- _TÂCHES À FAIRE_
a: Dans l'entretien sur les cours d'école, en quelle année la cour de l'école de Tours a-t-elle été déminéralisée ?
b: Extrayez mot pour mot de l'entretien sur les cours d'école le passage allant de « J’ai exercé durant » à « un objet d’étude ? ».

- _PASSAGE EXTRAIT_
-*-
J’ai exercé durant vingt ans au sein de l’Education Nationale, d’abord comme professeur des écoles, puis comme professeur de sciences de la Vie et de la Terre. J’ai à ce titre été responsable des « classes environnement » de la ville de Tours. Depuis une douzaine années, je mène des travaux de recherche et suis actuellement rattachée au CNRS de Paris.

l'année en jardinage toute l'année

Photo de la cour de l’école Frédéric Mistral (Tours, 37) après rénovation du substrat et engazonnement et avant plantations (photo V. Philippot, novembre 2010)

Vous réalisez des recherches sur les cours d’école et les opérations de végétalisation, quel chemin vous a amenée à faire des cours d’école un objet d’étude ?

Lorsque j’étais professeur des écoles, j’avais l’habitude d’installer mes élèves dehors, j’utilisais beaucoup la cour pour faire classe, en particulier en maths. Dans le cadre des « classes environnement » à Tours, j’ai travaillé en partenariat avec les clubs CPN (« Connaître et Protéger la Nature »). Or, dès les années 2000, ils se sont intéressés aux cours d’écoles. J’ai trouvé cela très pertinent, car cela parlait aux enseignants. En effet, pour moi, l’éducation à l’environnement doit aussi concerner les espaces ordinaires et quotidiens, tels que les cours d’école, qui présentent un potentiel intéressant, avant même d’être végétalisées.

Un jour, la directrice d’une école de Tours m’a proposé de travailler avec elle sur un projet de réfection de la cour. L’aventure a duré deux ans, c’est l’une des premières cours qui a été déminéralisée en France, en 2010. Quand je suis arrivée à l’Université de Strasbourg (UNISTRA) pour un post-doctorat de 18 mois dans le cadre de SOLenVille*, il était dont naturel pour moi de me consacrer à un travail de recherche à ce sujet. Cela a coïncidé avec une demande de la zone atelier environnementale urbaine (ZAEU) de Strasbourg qui avait proposé de développer un sujet de recherche transversal (écologie, climatologie, société) à la déminéralisation des cours d’école.

Votre enquête a porté sur la manière dont la communauté scolaire envisage la place de la nature dans la cour de l’école. Pouvez-vous nous expliquer les méthodes que vous avez mises en oeuvre ?

J’utilise les méthodes de l’ethnologie, qui reposent avant tout sur l’entretien guidé. Les questions s’adaptent à la personne en tant que telle et à ses représentations, mais aussi à sa fonction. Avec les enfants, j’utilise aussi le dessin et l’observation directe des activités et des gestes des enfants, car j’ai constaté que le dessin ne dit pas tout, l’enfant cherchant souvent à répondre aux attentes des adultes.

Je fais dessiner aussi les adultes : je leur propose de dessiner une cour d’école, tout d’abord celle qu’ils connaissent, puis leur cour imaginaire, tout en écoutant leurs commentaires. Les adultes ne sont pas très à l’aise dans cet exercice, mais cela les amène à revenir à leur état d’enfant, car la cour d’école est identitaire de l’enfance. L’expérience s’est avérée curieuse, mais intéressante. J’ai recueilli aussi leur perception sur les questions suivantes : « que deviennent les feuilles mortes ? », « que pensez-vous du compostage à l’école ? », « où l’eau de pluie va-t-elle lorsqu’elle tombe dans la cour ? »
-*-
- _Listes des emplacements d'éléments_
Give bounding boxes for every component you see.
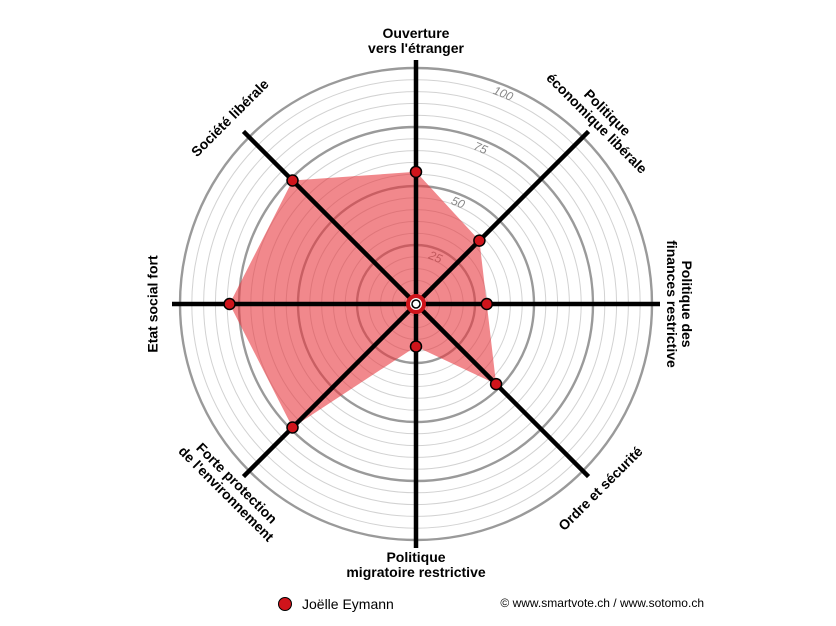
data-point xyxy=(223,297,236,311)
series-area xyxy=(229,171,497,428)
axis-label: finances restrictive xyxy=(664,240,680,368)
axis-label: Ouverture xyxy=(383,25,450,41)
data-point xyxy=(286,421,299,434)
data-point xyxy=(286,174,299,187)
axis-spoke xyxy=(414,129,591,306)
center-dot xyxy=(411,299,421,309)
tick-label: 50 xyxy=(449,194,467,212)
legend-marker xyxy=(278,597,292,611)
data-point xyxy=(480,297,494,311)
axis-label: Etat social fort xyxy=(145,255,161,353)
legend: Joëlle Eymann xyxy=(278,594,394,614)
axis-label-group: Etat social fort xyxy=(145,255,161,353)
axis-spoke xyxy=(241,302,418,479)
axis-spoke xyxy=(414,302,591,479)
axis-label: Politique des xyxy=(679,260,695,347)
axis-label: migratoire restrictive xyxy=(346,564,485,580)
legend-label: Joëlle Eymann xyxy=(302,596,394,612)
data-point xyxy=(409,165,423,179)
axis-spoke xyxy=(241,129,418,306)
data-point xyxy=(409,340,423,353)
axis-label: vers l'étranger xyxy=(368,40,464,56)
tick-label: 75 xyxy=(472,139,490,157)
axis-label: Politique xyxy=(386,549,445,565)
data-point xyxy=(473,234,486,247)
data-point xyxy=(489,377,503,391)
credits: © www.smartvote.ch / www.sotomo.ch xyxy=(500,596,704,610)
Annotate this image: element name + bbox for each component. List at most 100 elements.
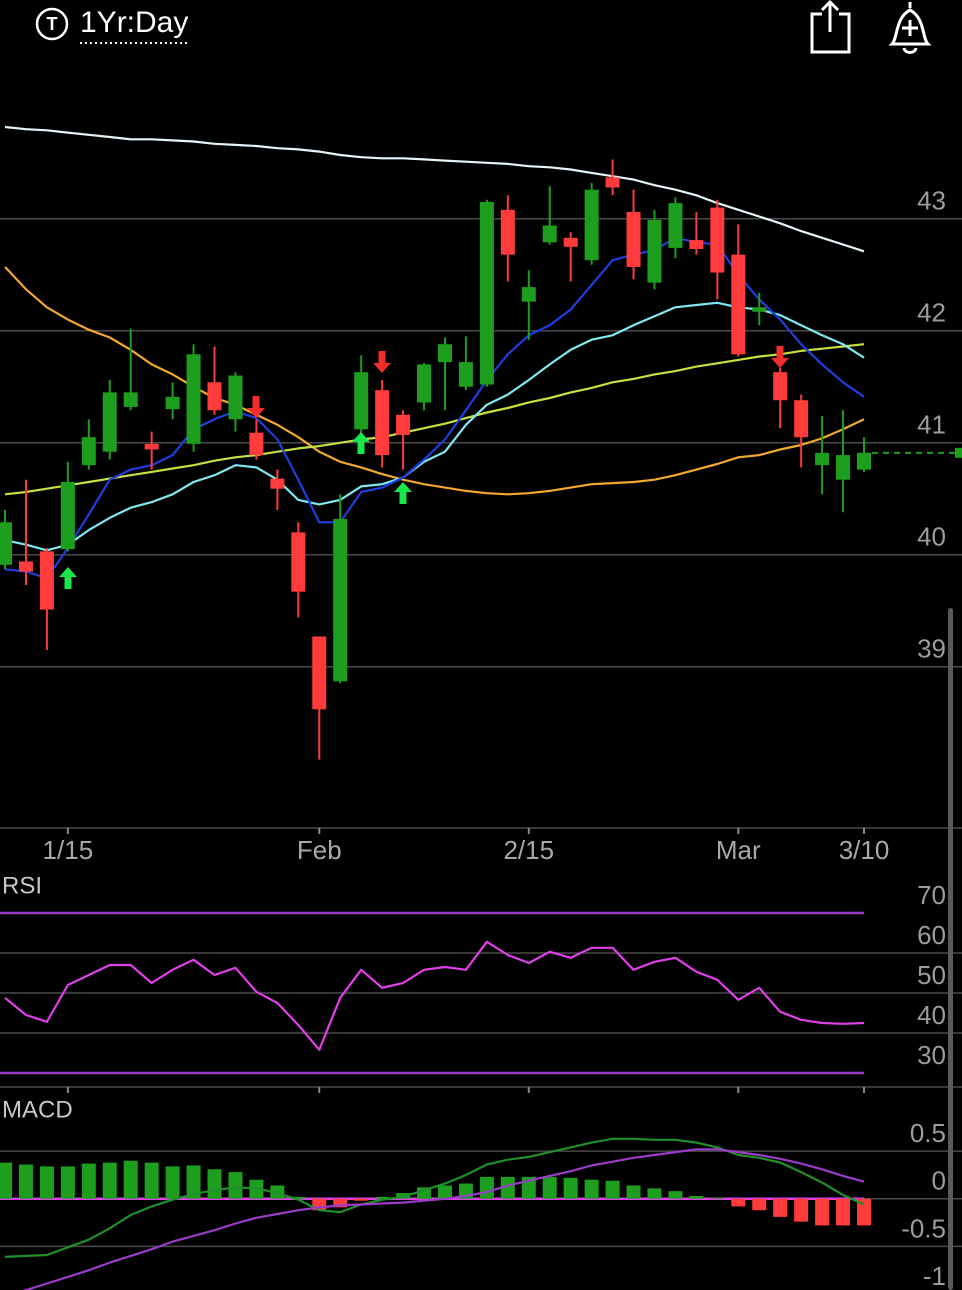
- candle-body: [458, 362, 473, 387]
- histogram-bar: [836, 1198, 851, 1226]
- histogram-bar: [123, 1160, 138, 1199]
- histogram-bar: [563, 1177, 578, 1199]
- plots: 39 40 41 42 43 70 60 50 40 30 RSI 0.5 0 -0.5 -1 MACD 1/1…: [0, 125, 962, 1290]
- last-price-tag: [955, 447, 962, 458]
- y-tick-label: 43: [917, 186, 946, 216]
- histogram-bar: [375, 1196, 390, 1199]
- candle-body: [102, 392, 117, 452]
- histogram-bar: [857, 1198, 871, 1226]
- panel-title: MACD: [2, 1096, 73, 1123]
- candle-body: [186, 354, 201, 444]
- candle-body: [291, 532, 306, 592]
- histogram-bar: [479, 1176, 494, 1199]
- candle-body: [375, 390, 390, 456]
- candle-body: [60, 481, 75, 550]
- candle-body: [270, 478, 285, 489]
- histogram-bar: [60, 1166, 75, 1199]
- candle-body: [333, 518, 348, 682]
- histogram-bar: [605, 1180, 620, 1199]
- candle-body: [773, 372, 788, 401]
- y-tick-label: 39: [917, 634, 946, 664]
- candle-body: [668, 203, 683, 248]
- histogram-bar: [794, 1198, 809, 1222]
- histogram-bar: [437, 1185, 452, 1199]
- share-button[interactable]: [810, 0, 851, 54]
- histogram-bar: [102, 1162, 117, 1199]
-*-
- _RÉPONSES FOURNIES_
a: Elle a été déminéralisée en 2010.

b:
J’ai exercé durant vingt ans au sein de l’Education Nationale, d’abord comme professeur des écoles, puis comme professeur de sciences de la Vie et de la Terre. J’ai à ce titre été responsable des « classes environnement » de la ville de Tours. Depuis une douzaine années, je mène des travaux de recherche et suis actuellement rattachée au CNRS de Paris.

l'année en jardinage toute l'année

Photo de la cour de l’école Frédéric Mistral (Tours, 37) après rénovation du substrat et engazonnement et avant plantations (photo V. Philippot, novembre 2010)

Vous réalisez des recherches sur les cours d’école et les opérations de végétalisation, quel chemin vous a amenée à faire des cours d’école un objet d’étude ?